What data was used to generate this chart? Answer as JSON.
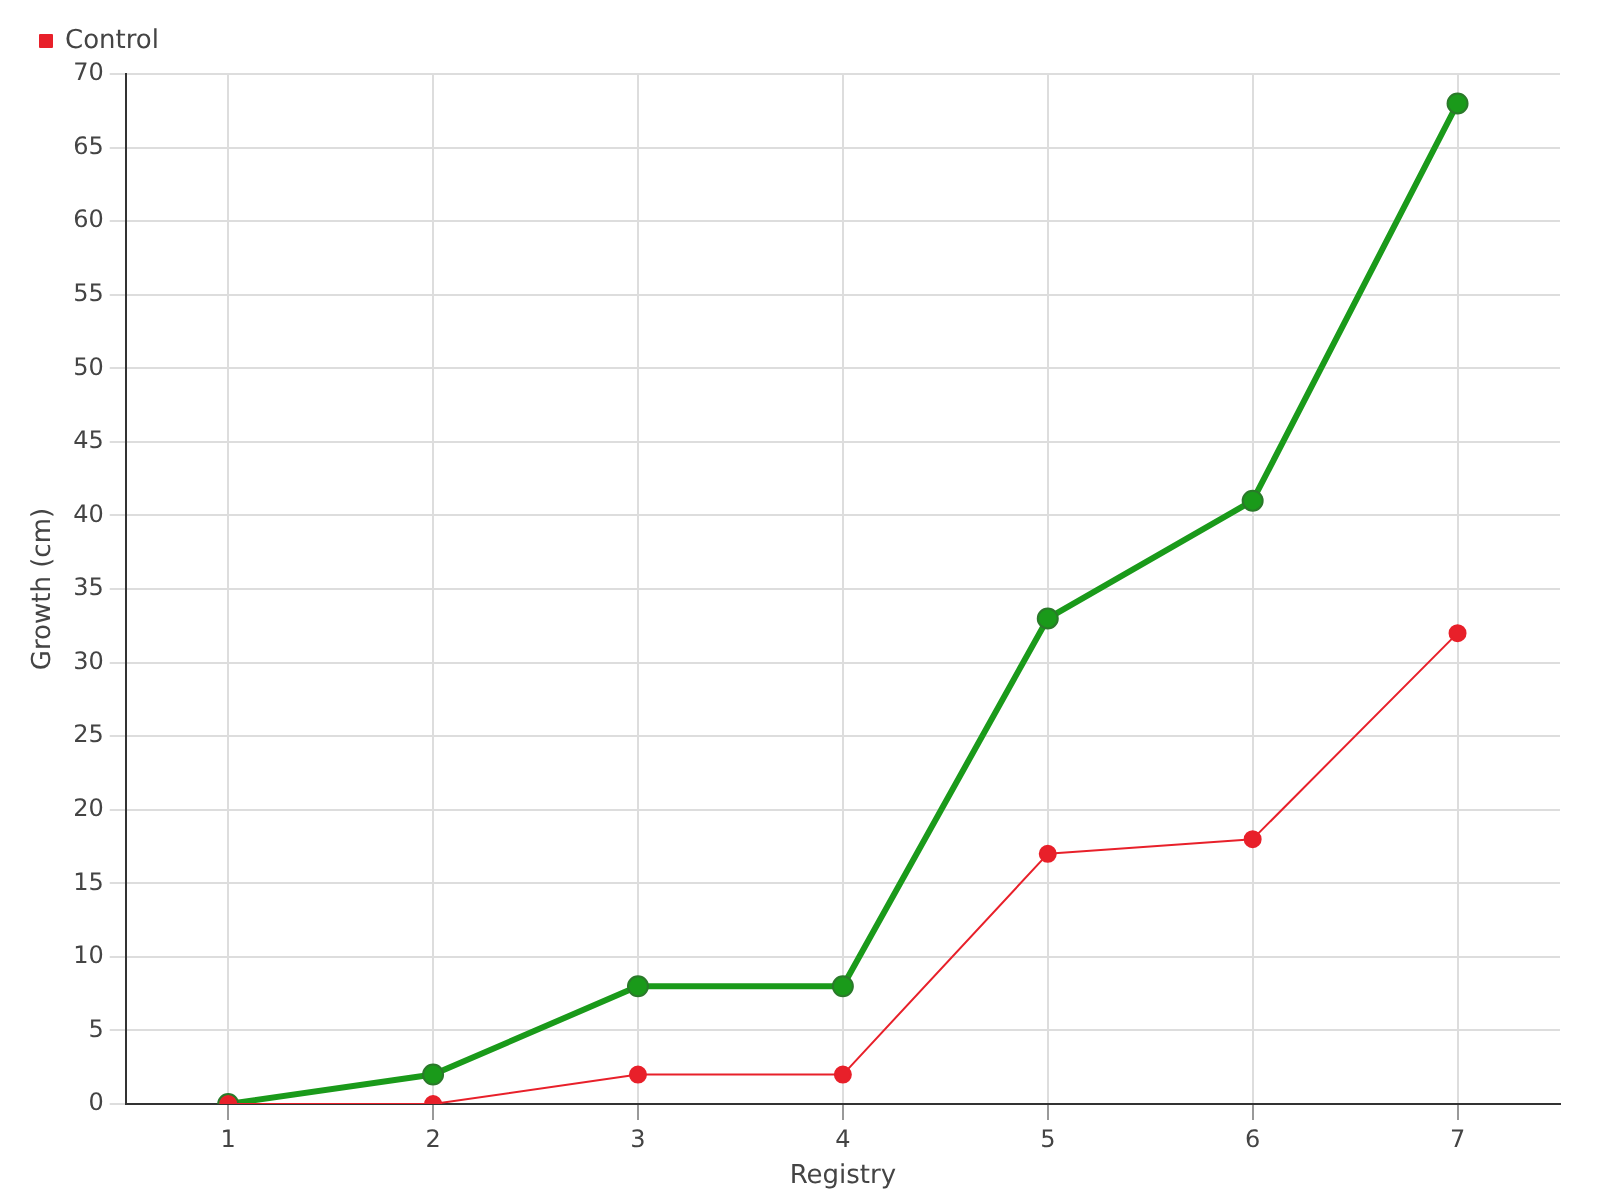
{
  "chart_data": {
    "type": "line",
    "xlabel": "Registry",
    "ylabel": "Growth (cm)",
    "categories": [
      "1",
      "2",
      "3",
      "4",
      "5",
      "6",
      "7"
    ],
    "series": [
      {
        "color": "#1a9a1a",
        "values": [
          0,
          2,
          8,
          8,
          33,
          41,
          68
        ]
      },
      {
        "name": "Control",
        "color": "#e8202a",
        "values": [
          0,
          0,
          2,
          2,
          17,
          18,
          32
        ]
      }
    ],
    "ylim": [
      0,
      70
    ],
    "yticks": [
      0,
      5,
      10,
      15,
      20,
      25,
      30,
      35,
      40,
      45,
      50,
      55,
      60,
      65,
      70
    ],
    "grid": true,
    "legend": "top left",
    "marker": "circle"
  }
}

+---+

Reproduce the material above in full and without alteration, but skip all pictures.

What data was used to generate this chart? Answer as JSON.
{
  "chart_data": {
    "type": "line",
    "xlabel": "Registry",
    "ylabel": "Growth (cm)",
    "categories": [
      "1",
      "2",
      "3",
      "4",
      "5",
      "6",
      "7"
    ],
    "series": [
      {
        "color": "#1a9a1a",
        "values": [
          0,
          2,
          8,
          8,
          33,
          41,
          68
        ]
      },
      {
        "name": "Control",
        "color": "#e8202a",
        "values": [
          0,
          0,
          2,
          2,
          17,
          18,
          32
        ]
      }
    ],
    "ylim": [
      0,
      70
    ],
    "yticks": [
      0,
      5,
      10,
      15,
      20,
      25,
      30,
      35,
      40,
      45,
      50,
      55,
      60,
      65,
      70
    ],
    "grid": true,
    "legend": "top left",
    "marker": "circle"
  }
}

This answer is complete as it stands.